▸ **The task**
Write out all entries word for word.

▸ **Supplied information**
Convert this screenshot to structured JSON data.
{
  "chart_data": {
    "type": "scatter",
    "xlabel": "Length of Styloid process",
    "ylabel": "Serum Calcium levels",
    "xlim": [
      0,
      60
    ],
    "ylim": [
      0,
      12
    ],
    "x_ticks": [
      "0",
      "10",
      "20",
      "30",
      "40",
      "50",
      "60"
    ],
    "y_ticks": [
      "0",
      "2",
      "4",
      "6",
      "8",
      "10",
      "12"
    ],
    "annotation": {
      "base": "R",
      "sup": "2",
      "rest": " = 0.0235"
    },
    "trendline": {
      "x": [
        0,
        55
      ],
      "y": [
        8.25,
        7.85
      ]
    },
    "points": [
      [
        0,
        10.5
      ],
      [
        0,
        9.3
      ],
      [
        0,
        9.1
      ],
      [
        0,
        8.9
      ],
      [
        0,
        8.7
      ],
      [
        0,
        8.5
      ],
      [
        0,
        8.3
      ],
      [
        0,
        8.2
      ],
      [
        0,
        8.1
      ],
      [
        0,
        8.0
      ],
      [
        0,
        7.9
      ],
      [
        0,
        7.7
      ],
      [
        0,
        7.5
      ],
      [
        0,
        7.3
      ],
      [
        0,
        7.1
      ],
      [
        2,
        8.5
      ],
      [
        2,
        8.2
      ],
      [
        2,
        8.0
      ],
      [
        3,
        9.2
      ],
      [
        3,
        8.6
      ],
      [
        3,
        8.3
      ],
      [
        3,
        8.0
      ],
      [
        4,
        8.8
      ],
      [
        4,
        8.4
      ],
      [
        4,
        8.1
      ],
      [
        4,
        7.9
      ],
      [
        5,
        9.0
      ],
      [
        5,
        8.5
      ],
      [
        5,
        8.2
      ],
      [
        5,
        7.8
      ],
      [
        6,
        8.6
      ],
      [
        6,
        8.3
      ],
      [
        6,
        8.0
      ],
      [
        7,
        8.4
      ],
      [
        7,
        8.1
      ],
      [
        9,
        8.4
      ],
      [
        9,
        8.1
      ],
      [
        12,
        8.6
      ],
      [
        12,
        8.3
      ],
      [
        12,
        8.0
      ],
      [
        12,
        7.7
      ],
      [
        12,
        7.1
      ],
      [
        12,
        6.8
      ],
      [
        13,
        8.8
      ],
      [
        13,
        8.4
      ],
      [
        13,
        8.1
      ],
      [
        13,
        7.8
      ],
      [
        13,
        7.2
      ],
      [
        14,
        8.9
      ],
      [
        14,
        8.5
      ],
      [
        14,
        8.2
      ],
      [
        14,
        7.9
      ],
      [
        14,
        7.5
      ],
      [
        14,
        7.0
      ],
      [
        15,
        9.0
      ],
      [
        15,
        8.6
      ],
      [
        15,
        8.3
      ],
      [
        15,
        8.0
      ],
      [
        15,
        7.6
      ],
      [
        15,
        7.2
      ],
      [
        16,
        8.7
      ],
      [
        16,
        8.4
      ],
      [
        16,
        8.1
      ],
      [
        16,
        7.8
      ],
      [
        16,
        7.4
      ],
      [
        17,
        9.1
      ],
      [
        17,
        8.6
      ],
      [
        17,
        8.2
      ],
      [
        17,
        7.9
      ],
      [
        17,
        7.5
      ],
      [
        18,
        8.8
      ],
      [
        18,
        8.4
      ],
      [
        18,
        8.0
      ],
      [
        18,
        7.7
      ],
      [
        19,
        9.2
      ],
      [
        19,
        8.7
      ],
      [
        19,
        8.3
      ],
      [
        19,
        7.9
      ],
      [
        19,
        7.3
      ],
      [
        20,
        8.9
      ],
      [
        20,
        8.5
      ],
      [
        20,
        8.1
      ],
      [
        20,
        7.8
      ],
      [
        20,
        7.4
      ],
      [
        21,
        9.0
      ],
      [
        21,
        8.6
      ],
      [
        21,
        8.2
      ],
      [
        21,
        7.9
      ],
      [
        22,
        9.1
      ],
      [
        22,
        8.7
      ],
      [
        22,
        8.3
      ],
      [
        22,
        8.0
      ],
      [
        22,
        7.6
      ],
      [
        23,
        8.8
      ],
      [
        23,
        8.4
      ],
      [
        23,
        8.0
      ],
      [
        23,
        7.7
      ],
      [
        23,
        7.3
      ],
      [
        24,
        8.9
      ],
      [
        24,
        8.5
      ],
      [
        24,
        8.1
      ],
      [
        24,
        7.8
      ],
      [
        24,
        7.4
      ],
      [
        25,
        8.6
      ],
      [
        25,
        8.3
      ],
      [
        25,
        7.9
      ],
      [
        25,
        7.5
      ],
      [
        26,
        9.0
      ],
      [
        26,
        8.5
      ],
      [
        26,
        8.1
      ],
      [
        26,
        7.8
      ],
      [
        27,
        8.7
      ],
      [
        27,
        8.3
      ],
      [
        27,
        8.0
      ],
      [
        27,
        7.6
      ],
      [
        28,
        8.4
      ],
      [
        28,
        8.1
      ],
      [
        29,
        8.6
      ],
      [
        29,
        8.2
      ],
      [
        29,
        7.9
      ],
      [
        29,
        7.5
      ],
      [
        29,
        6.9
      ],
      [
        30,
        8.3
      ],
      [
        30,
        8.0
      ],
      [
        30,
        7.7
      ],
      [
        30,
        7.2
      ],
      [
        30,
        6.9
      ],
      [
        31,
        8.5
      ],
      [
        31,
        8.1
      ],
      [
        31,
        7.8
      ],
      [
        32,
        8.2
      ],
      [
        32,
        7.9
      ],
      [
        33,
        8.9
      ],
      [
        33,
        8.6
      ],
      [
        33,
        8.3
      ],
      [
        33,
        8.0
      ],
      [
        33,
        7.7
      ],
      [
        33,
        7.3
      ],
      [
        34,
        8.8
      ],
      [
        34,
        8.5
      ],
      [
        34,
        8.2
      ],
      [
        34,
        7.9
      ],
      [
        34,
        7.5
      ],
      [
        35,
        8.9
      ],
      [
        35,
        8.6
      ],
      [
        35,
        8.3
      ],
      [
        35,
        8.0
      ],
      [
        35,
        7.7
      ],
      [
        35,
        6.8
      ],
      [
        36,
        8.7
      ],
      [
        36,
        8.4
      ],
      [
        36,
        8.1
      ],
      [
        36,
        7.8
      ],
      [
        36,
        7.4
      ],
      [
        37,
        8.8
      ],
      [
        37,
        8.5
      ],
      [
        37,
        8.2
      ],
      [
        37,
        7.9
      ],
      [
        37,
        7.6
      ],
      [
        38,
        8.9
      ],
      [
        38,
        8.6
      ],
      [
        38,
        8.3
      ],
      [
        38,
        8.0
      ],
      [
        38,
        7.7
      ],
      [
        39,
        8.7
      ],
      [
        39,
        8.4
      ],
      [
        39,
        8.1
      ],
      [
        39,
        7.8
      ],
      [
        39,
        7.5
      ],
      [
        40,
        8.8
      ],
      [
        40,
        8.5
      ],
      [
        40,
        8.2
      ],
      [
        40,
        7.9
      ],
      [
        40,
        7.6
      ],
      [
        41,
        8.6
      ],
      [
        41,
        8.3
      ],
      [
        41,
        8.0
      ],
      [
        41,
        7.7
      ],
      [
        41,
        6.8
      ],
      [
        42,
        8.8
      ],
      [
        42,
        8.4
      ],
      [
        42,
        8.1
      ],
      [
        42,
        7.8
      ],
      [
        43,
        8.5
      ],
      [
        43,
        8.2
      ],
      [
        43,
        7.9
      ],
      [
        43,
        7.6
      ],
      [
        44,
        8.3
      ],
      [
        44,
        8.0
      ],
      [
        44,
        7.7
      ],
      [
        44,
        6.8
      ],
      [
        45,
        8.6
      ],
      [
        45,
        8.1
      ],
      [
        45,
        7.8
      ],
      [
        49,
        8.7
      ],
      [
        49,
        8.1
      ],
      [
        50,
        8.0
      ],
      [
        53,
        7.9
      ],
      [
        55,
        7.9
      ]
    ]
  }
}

▸ **Written answer**
Convert this screenshot to structured JSON data.
{
  "chart_data": {
    "type": "scatter",
    "xlabel": "Length of Styloid process",
    "ylabel": "Serum Calcium levels",
    "xlim": [
      0,
      60
    ],
    "ylim": [
      0,
      12
    ],
    "x_ticks": [
      "0",
      "10",
      "20",
      "30",
      "40",
      "50",
      "60"
    ],
    "y_ticks": [
      "0",
      "2",
      "4",
      "6",
      "8",
      "10",
      "12"
    ],
    "annotation": {
      "base": "R",
      "sup": "2",
      "rest": " = 0.0235"
    },
    "trendline": {
      "x": [
        0,
        55
      ],
      "y": [
        8.25,
        7.85
      ]
    },
    "points": [
      [
        0,
        10.5
      ],
      [
        0,
        9.3
      ],
      [
        0,
        9.1
      ],
      [
        0,
        8.9
      ],
      [
        0,
        8.7
      ],
      [
        0,
        8.5
      ],
      [
        0,
        8.3
      ],
      [
        0,
        8.2
      ],
      [
        0,
        8.1
      ],
      [
        0,
        8.0
      ],
      [
        0,
        7.9
      ],
      [
        0,
        7.7
      ],
      [
        0,
        7.5
      ],
      [
        0,
        7.3
      ],
      [
        0,
        7.1
      ],
      [
        2,
        8.5
      ],
      [
        2,
        8.2
      ],
      [
        2,
        8.0
      ],
      [
        3,
        9.2
      ],
      [
        3,
        8.6
      ],
      [
        3,
        8.3
      ],
      [
        3,
        8.0
      ],
      [
        4,
        8.8
      ],
      [
        4,
        8.4
      ],
      [
        4,
        8.1
      ],
      [
        4,
        7.9
      ],
      [
        5,
        9.0
      ],
      [
        5,
        8.5
      ],
      [
        5,
        8.2
      ],
      [
        5,
        7.8
      ],
      [
        6,
        8.6
      ],
      [
        6,
        8.3
      ],
      [
        6,
        8.0
      ],
      [
        7,
        8.4
      ],
      [
        7,
        8.1
      ],
      [
        9,
        8.4
      ],
      [
        9,
        8.1
      ],
      [
        12,
        8.6
      ],
      [
        12,
        8.3
      ],
      [
        12,
        8.0
      ],
      [
        12,
        7.7
      ],
      [
        12,
        7.1
      ],
      [
        12,
        6.8
      ],
      [
        13,
        8.8
      ],
      [
        13,
        8.4
      ],
      [
        13,
        8.1
      ],
      [
        13,
        7.8
      ],
      [
        13,
        7.2
      ],
      [
        14,
        8.9
      ],
      [
        14,
        8.5
      ],
      [
        14,
        8.2
      ],
      [
        14,
        7.9
      ],
      [
        14,
        7.5
      ],
      [
        14,
        7.0
      ],
      [
        15,
        9.0
      ],
      [
        15,
        8.6
      ],
      [
        15,
        8.3
      ],
      [
        15,
        8.0
      ],
      [
        15,
        7.6
      ],
      [
        15,
        7.2
      ],
      [
        16,
        8.7
      ],
      [
        16,
        8.4
      ],
      [
        16,
        8.1
      ],
      [
        16,
        7.8
      ],
      [
        16,
        7.4
      ],
      [
        17,
        9.1
      ],
      [
        17,
        8.6
      ],
      [
        17,
        8.2
      ],
      [
        17,
        7.9
      ],
      [
        17,
        7.5
      ],
      [
        18,
        8.8
      ],
      [
        18,
        8.4
      ],
      [
        18,
        8.0
      ],
      [
        18,
        7.7
      ],
      [
        19,
        9.2
      ],
      [
        19,
        8.7
      ],
      [
        19,
        8.3
      ],
      [
        19,
        7.9
      ],
      [
        19,
        7.3
      ],
      [
        20,
        8.9
      ],
      [
        20,
        8.5
      ],
      [
        20,
        8.1
      ],
      [
        20,
        7.8
      ],
      [
        20,
        7.4
      ],
      [
        21,
        9.0
      ],
      [
        21,
        8.6
      ],
      [
        21,
        8.2
      ],
      [
        21,
        7.9
      ],
      [
        22,
        9.1
      ],
      [
        22,
        8.7
      ],
      [
        22,
        8.3
      ],
      [
        22,
        8.0
      ],
      [
        22,
        7.6
      ],
      [
        23,
        8.8
      ],
      [
        23,
        8.4
      ],
      [
        23,
        8.0
      ],
      [
        23,
        7.7
      ],
      [
        23,
        7.3
      ],
      [
        24,
        8.9
      ],
      [
        24,
        8.5
      ],
      [
        24,
        8.1
      ],
      [
        24,
        7.8
      ],
      [
        24,
        7.4
      ],
      [
        25,
        8.6
      ],
      [
        25,
        8.3
      ],
      [
        25,
        7.9
      ],
      [
        25,
        7.5
      ],
      [
        26,
        9.0
      ],
      [
        26,
        8.5
      ],
      [
        26,
        8.1
      ],
      [
        26,
        7.8
      ],
      [
        27,
        8.7
      ],
      [
        27,
        8.3
      ],
      [
        27,
        8.0
      ],
      [
        27,
        7.6
      ],
      [
        28,
        8.4
      ],
      [
        28,
        8.1
      ],
      [
        29,
        8.6
      ],
      [
        29,
        8.2
      ],
      [
        29,
        7.9
      ],
      [
        29,
        7.5
      ],
      [
        29,
        6.9
      ],
      [
        30,
        8.3
      ],
      [
        30,
        8.0
      ],
      [
        30,
        7.7
      ],
      [
        30,
        7.2
      ],
      [
        30,
        6.9
      ],
      [
        31,
        8.5
      ],
      [
        31,
        8.1
      ],
      [
        31,
        7.8
      ],
      [
        32,
        8.2
      ],
      [
        32,
        7.9
      ],
      [
        33,
        8.9
      ],
      [
        33,
        8.6
      ],
      [
        33,
        8.3
      ],
      [
        33,
        8.0
      ],
      [
        33,
        7.7
      ],
      [
        33,
        7.3
      ],
      [
        34,
        8.8
      ],
      [
        34,
        8.5
      ],
      [
        34,
        8.2
      ],
      [
        34,
        7.9
      ],
      [
        34,
        7.5
      ],
      [
        35,
        8.9
      ],
      [
        35,
        8.6
      ],
      [
        35,
        8.3
      ],
      [
        35,
        8.0
      ],
      [
        35,
        7.7
      ],
      [
        35,
        6.8
      ],
      [
        36,
        8.7
      ],
      [
        36,
        8.4
      ],
      [
        36,
        8.1
      ],
      [
        36,
        7.8
      ],
      [
        36,
        7.4
      ],
      [
        37,
        8.8
      ],
      [
        37,
        8.5
      ],
      [
        37,
        8.2
      ],
      [
        37,
        7.9
      ],
      [
        37,
        7.6
      ],
      [
        38,
        8.9
      ],
      [
        38,
        8.6
      ],
      [
        38,
        8.3
      ],
      [
        38,
        8.0
      ],
      [
        38,
        7.7
      ],
      [
        39,
        8.7
      ],
      [
        39,
        8.4
      ],
      [
        39,
        8.1
      ],
      [
        39,
        7.8
      ],
      [
        39,
        7.5
      ],
      [
        40,
        8.8
      ],
      [
        40,
        8.5
      ],
      [
        40,
        8.2
      ],
      [
        40,
        7.9
      ],
      [
        40,
        7.6
      ],
      [
        41,
        8.6
      ],
      [
        41,
        8.3
      ],
      [
        41,
        8.0
      ],
      [
        41,
        7.7
      ],
      [
        41,
        6.8
      ],
      [
        42,
        8.8
      ],
      [
        42,
        8.4
      ],
      [
        42,
        8.1
      ],
      [
        42,
        7.8
      ],
      [
        43,
        8.5
      ],
      [
        43,
        8.2
      ],
      [
        43,
        7.9
      ],
      [
        43,
        7.6
      ],
      [
        44,
        8.3
      ],
      [
        44,
        8.0
      ],
      [
        44,
        7.7
      ],
      [
        44,
        6.8
      ],
      [
        45,
        8.6
      ],
      [
        45,
        8.1
      ],
      [
        45,
        7.8
      ],
      [
        49,
        8.7
      ],
      [
        49,
        8.1
      ],
      [
        50,
        8.0
      ],
      [
        53,
        7.9
      ],
      [
        55,
        7.9
      ]
    ]
  }
}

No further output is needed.